Required work
Pull every line containing "Heikin" out of the material below.

Figure contents as structured data
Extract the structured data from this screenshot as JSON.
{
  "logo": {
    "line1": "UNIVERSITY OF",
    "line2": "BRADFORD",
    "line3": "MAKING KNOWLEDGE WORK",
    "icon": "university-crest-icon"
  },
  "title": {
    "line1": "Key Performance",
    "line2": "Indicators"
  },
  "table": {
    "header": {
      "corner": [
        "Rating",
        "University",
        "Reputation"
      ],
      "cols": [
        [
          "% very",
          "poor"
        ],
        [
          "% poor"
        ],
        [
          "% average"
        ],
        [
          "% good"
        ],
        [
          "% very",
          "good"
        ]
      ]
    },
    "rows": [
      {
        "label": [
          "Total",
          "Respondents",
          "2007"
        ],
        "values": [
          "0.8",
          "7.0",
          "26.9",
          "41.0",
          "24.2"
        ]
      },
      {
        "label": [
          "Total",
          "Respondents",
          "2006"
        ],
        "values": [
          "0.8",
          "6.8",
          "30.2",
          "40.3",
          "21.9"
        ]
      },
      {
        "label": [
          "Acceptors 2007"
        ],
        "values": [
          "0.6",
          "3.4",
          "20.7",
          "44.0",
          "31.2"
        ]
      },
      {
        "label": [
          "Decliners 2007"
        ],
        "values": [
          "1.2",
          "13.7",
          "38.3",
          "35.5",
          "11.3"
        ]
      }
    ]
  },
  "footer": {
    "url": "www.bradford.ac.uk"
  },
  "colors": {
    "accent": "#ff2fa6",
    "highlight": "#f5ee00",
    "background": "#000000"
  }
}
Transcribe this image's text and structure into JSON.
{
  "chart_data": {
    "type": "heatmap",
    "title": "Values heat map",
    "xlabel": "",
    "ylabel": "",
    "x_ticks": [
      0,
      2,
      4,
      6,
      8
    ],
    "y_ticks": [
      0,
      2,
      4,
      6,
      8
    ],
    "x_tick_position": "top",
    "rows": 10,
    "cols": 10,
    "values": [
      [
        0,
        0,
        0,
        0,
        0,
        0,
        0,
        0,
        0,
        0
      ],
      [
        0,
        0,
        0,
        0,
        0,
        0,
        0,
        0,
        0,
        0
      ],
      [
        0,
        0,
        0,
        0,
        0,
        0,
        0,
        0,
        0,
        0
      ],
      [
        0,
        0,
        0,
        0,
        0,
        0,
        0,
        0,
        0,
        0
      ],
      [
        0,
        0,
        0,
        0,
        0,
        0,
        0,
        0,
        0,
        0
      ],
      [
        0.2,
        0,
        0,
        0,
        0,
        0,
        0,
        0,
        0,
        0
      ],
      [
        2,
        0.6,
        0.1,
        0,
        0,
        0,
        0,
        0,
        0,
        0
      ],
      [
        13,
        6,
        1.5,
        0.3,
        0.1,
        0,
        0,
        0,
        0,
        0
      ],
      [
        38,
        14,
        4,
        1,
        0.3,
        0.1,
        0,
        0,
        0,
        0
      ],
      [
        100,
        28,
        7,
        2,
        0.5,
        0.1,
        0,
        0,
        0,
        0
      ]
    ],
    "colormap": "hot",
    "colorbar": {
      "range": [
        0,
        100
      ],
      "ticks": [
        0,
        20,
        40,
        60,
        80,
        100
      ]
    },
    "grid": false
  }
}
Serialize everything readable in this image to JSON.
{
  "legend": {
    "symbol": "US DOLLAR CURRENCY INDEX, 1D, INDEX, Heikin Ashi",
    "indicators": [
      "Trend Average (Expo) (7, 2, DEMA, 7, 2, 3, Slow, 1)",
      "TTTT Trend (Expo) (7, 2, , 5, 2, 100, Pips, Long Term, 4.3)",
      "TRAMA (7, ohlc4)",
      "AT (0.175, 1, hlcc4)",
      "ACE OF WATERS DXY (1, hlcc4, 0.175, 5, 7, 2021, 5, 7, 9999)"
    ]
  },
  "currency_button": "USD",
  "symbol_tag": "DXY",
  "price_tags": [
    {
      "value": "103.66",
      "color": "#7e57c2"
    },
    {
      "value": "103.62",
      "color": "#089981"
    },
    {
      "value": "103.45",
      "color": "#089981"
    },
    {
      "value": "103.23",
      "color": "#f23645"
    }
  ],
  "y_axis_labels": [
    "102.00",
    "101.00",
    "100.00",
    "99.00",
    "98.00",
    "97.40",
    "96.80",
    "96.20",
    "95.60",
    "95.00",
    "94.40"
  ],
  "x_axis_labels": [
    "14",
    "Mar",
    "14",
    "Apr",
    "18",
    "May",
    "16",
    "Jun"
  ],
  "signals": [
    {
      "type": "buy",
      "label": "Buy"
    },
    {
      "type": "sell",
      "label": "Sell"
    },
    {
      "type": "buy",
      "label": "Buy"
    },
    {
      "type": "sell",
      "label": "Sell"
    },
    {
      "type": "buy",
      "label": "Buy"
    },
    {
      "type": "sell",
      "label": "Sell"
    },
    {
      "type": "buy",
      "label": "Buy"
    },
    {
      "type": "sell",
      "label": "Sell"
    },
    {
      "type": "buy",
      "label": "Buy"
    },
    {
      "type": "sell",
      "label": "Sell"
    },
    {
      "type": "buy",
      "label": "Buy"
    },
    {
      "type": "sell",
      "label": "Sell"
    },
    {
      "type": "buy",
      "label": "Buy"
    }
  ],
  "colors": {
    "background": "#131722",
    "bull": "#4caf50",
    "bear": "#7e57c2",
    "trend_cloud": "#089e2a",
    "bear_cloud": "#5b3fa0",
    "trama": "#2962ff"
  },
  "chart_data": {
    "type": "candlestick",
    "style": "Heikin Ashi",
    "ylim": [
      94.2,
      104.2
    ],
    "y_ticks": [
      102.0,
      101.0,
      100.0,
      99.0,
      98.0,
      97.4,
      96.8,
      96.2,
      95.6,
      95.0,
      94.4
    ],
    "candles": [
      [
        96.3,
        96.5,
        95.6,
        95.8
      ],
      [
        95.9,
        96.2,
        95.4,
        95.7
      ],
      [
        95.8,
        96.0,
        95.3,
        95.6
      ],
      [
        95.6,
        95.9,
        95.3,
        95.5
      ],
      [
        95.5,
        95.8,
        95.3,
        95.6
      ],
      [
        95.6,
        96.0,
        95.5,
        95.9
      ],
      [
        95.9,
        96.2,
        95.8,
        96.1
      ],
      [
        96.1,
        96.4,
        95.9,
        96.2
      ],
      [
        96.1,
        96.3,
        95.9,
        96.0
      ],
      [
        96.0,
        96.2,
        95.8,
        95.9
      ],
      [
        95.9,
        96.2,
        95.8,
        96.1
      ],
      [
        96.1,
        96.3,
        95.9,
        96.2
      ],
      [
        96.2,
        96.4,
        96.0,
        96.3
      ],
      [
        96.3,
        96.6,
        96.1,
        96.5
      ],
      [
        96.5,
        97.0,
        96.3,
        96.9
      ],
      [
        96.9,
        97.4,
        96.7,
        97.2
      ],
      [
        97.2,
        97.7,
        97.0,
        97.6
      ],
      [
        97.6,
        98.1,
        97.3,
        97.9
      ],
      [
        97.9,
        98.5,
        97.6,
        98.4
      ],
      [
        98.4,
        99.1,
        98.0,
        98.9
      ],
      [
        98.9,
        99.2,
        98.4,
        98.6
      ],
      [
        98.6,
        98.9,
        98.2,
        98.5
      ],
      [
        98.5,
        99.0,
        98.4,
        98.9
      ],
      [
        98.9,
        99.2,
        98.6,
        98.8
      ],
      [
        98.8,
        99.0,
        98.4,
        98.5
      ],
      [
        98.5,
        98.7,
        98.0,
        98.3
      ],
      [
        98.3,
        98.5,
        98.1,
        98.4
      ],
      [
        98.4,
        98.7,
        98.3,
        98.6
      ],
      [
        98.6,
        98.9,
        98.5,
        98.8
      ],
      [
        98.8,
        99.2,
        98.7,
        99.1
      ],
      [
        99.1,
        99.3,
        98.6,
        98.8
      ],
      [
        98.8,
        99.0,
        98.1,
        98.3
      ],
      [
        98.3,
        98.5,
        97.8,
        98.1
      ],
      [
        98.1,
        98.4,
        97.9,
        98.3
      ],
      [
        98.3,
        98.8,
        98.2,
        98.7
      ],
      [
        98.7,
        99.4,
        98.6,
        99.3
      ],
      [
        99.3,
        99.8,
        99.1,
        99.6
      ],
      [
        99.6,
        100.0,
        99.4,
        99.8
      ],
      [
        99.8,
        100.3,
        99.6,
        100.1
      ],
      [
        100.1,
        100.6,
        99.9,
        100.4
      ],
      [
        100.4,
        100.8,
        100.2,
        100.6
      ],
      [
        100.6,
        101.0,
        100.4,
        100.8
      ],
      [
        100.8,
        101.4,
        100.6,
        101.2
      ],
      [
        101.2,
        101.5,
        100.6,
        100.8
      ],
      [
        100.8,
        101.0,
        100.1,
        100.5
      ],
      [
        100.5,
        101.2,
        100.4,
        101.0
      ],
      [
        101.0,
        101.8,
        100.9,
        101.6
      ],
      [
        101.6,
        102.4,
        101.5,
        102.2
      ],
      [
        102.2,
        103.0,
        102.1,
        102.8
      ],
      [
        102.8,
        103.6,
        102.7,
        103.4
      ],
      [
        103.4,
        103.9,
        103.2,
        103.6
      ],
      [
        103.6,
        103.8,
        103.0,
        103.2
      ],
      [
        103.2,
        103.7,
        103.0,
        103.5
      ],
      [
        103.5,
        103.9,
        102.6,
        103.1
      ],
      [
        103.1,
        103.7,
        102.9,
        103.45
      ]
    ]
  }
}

Result of this exercise
    "symbol": "US DOLLAR CURRENCY INDEX, 1D, INDEX, Heikin Ashi",
    "style": "Heikin Ashi",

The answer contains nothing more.